## Begin PROVIDED DATA

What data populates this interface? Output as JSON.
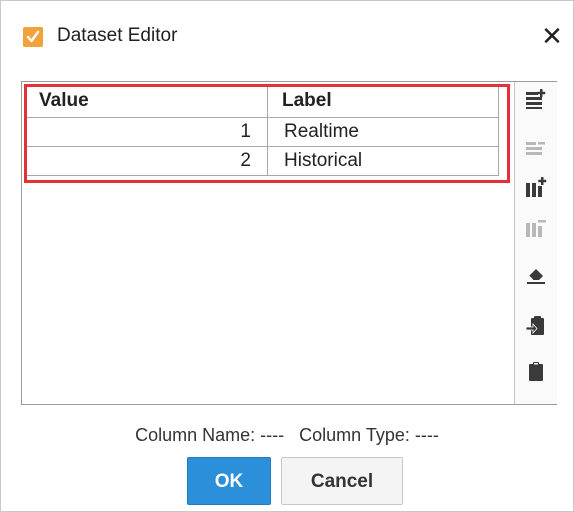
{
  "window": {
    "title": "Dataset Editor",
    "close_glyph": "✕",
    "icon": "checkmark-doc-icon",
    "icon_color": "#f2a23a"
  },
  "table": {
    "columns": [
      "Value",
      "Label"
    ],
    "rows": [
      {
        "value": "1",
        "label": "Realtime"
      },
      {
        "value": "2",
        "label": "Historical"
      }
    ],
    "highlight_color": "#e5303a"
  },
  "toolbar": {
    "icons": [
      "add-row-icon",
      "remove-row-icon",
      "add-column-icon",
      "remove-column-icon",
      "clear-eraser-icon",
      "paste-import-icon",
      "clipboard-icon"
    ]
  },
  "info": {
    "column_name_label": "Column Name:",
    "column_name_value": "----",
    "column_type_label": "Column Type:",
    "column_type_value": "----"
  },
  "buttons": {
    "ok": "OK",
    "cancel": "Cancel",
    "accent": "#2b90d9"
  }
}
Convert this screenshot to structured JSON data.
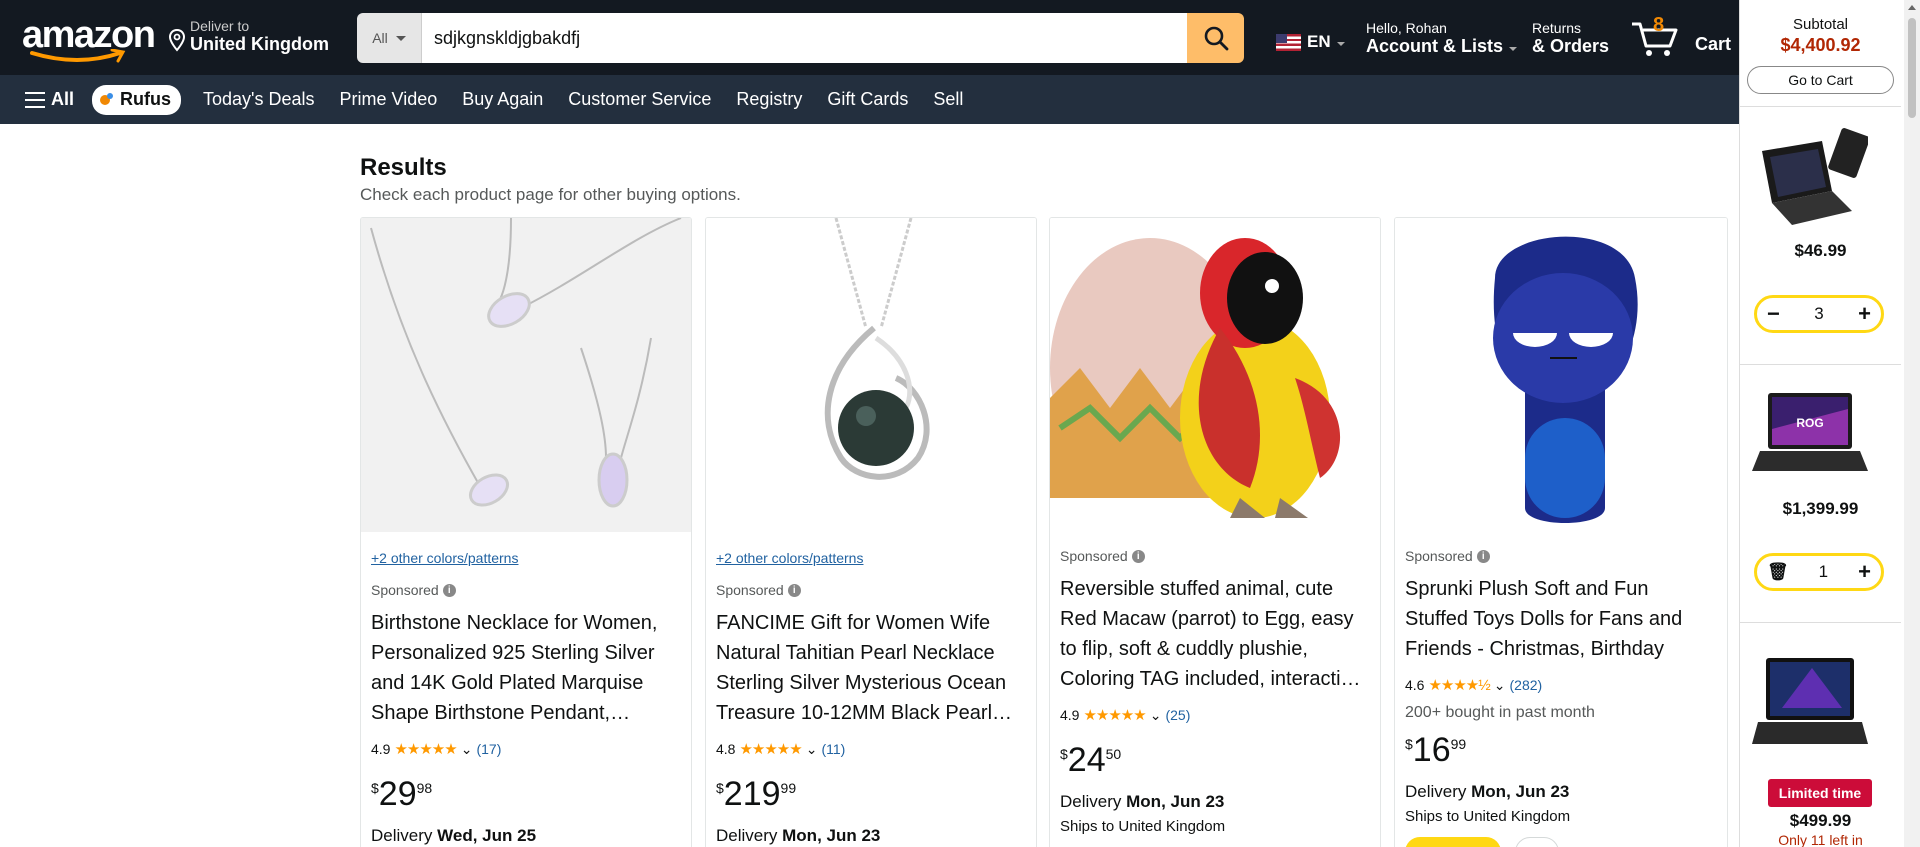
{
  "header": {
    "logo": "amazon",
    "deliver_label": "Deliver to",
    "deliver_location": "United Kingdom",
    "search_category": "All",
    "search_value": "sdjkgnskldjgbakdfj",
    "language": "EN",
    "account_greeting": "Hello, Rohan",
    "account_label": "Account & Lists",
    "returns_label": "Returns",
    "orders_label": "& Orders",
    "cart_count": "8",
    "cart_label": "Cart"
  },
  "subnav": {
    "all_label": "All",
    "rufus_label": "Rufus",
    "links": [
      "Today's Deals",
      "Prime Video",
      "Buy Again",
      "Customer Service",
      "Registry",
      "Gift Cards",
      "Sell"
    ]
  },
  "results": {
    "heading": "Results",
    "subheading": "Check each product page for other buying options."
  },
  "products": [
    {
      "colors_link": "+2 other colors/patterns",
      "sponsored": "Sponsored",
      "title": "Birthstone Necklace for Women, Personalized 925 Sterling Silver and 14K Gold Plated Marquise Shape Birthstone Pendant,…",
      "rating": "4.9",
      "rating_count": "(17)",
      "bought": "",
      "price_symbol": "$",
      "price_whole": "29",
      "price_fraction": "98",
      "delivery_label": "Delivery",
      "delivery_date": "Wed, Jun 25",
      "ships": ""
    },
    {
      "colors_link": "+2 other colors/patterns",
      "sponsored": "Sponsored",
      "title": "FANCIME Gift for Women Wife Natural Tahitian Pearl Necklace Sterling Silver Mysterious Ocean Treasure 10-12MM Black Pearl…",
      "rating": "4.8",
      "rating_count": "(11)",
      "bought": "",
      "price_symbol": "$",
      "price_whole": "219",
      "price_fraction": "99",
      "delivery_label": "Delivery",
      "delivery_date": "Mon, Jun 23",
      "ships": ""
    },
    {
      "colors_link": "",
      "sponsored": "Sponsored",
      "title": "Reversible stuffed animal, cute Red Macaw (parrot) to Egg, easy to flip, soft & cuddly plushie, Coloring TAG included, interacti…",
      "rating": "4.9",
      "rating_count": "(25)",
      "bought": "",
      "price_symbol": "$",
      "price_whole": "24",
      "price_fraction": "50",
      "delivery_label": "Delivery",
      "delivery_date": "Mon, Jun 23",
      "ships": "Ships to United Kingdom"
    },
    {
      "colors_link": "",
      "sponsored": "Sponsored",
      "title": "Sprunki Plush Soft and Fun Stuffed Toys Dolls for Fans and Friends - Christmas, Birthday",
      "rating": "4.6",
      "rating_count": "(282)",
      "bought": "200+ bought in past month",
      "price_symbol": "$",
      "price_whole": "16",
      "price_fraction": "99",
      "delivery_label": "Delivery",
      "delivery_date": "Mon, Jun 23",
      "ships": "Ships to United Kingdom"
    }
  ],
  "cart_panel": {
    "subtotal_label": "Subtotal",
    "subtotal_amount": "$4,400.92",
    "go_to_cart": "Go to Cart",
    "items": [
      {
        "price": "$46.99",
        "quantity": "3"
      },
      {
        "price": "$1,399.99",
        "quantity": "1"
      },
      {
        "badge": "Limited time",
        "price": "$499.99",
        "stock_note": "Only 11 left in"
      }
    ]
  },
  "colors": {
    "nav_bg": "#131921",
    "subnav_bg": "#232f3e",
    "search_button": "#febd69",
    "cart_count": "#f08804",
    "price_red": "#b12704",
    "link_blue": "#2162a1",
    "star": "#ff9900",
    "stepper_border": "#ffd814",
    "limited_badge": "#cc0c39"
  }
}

## End PROVIDED DATA

TASK INSTRUCTIONS
Print all of the entries word for word. Omit the pictures they contain.

EXERCISE RESPONSE
What data populates this interface? Output as JSON.
{
  "window": {
    "title": "Dataset Editor",
    "close_glyph": "✕",
    "icon": "checkmark-doc-icon",
    "icon_color": "#f2a23a"
  },
  "table": {
    "columns": [
      "Value",
      "Label"
    ],
    "rows": [
      {
        "value": "1",
        "label": "Realtime"
      },
      {
        "value": "2",
        "label": "Historical"
      }
    ],
    "highlight_color": "#e5303a"
  },
  "toolbar": {
    "icons": [
      "add-row-icon",
      "remove-row-icon",
      "add-column-icon",
      "remove-column-icon",
      "clear-eraser-icon",
      "paste-import-icon",
      "clipboard-icon"
    ]
  },
  "info": {
    "column_name_label": "Column Name:",
    "column_name_value": "----",
    "column_type_label": "Column Type:",
    "column_type_value": "----"
  },
  "buttons": {
    "ok": "OK",
    "cancel": "Cancel",
    "accent": "#2b90d9"
  }
}
Convert this screenshot to structured JSON data.
{
  "header": {
    "logo": "amazon",
    "deliver_label": "Deliver to",
    "deliver_location": "United Kingdom",
    "search_category": "All",
    "search_value": "sdjkgnskldjgbakdfj",
    "language": "EN",
    "account_greeting": "Hello, Rohan",
    "account_label": "Account & Lists",
    "returns_label": "Returns",
    "orders_label": "& Orders",
    "cart_count": "8",
    "cart_label": "Cart"
  },
  "subnav": {
    "all_label": "All",
    "rufus_label": "Rufus",
    "links": [
      "Today's Deals",
      "Prime Video",
      "Buy Again",
      "Customer Service",
      "Registry",
      "Gift Cards",
      "Sell"
    ]
  },
  "results": {
    "heading": "Results",
    "subheading": "Check each product page for other buying options."
  },
  "products": [
    {
      "colors_link": "+2 other colors/patterns",
      "sponsored": "Sponsored",
      "title": "Birthstone Necklace for Women, Personalized 925 Sterling Silver and 14K Gold Plated Marquise Shape Birthstone Pendant,…",
      "rating": "4.9",
      "rating_count": "(17)",
      "bought": "",
      "price_symbol": "$",
      "price_whole": "29",
      "price_fraction": "98",
      "delivery_label": "Delivery",
      "delivery_date": "Wed, Jun 25",
      "ships": ""
    },
    {
      "colors_link": "+2 other colors/patterns",
      "sponsored": "Sponsored",
      "title": "FANCIME Gift for Women Wife Natural Tahitian Pearl Necklace Sterling Silver Mysterious Ocean Treasure 10-12MM Black Pearl…",
      "rating": "4.8",
      "rating_count": "(11)",
      "bought": "",
      "price_symbol": "$",
      "price_whole": "219",
      "price_fraction": "99",
      "delivery_label": "Delivery",
      "delivery_date": "Mon, Jun 23",
      "ships": ""
    },
    {
      "colors_link": "",
      "sponsored": "Sponsored",
      "title": "Reversible stuffed animal, cute Red Macaw (parrot) to Egg, easy to flip, soft & cuddly plushie, Coloring TAG included, interacti…",
      "rating": "4.9",
      "rating_count": "(25)",
      "bought": "",
      "price_symbol": "$",
      "price_whole": "24",
      "price_fraction": "50",
      "delivery_label": "Delivery",
      "delivery_date": "Mon, Jun 23",
      "ships": "Ships to United Kingdom"
    },
    {
      "colors_link": "",
      "sponsored": "Sponsored",
      "title": "Sprunki Plush Soft and Fun Stuffed Toys Dolls for Fans and Friends - Christmas, Birthday",
      "rating": "4.6",
      "rating_count": "(282)",
      "bought": "200+ bought in past month",
      "price_symbol": "$",
      "price_whole": "16",
      "price_fraction": "99",
      "delivery_label": "Delivery",
      "delivery_date": "Mon, Jun 23",
      "ships": "Ships to United Kingdom"
    }
  ],
  "cart_panel": {
    "subtotal_label": "Subtotal",
    "subtotal_amount": "$4,400.92",
    "go_to_cart": "Go to Cart",
    "items": [
      {
        "price": "$46.99",
        "quantity": "3"
      },
      {
        "price": "$1,399.99",
        "quantity": "1"
      },
      {
        "badge": "Limited time",
        "price": "$499.99",
        "stock_note": "Only 11 left in"
      }
    ]
  },
  "colors": {
    "nav_bg": "#131921",
    "subnav_bg": "#232f3e",
    "search_button": "#febd69",
    "cart_count": "#f08804",
    "price_red": "#b12704",
    "link_blue": "#2162a1",
    "star": "#ff9900",
    "stepper_border": "#ffd814",
    "limited_badge": "#cc0c39"
  }
}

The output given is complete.